■ **PROBLEM DESCRIPTION**
Reproduce, word for word, every line starting at the line that contains "Give me the" and ending with the final line of the entries.

----------------

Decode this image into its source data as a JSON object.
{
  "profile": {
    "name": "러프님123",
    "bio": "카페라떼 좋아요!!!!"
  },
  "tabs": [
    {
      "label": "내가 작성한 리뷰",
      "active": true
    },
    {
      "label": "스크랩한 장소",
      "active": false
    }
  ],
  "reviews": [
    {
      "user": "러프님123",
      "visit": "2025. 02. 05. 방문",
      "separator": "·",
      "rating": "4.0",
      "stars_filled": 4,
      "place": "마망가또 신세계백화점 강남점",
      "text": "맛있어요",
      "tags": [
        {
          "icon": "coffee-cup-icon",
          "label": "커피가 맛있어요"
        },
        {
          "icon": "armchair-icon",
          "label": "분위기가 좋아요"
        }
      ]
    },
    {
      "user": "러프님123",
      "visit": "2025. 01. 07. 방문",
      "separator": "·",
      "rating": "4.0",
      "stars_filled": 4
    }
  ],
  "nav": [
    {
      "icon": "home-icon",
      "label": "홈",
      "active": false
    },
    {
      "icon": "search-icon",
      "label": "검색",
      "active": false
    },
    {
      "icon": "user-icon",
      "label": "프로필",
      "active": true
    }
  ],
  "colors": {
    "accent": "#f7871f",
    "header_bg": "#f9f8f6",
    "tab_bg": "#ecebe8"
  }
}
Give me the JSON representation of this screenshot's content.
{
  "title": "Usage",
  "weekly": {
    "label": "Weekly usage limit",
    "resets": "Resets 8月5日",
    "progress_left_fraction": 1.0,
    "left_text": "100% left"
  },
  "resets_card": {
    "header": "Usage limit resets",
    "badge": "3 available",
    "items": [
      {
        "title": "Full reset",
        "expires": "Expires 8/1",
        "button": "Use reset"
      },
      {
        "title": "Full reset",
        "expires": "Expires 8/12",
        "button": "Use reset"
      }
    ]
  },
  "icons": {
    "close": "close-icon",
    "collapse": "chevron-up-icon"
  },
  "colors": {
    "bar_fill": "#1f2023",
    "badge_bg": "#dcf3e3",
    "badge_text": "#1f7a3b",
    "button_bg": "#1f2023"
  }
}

----------------

■ **SOLUTION TO THIS EXERCISE**
Give me the JSON representation of this screenshot's content.
{
  "title": "Usage",
  "weekly": {
    "label": "Weekly usage limit",
    "resets": "Resets 8月5日",
    "progress_left_fraction": 1.0,
    "left_text": "100% left"
  },
  "resets_card": {
    "header": "Usage limit resets",
    "badge": "3 available",
    "items": [
      {
        "title": "Full reset",
        "expires": "Expires 8/1",
        "button": "Use reset"
      },
      {
        "title": "Full reset",
        "expires": "Expires 8/12",
        "button": "Use reset"
      }
    ]
  },
  "icons": {
    "close": "close-icon",
    "collapse": "chevron-up-icon"
  },
  "colors": {
    "bar_fill": "#1f2023",
    "badge_bg": "#dcf3e3",
    "badge_text": "#1f7a3b",
    "button_bg": "#1f2023"
  }
}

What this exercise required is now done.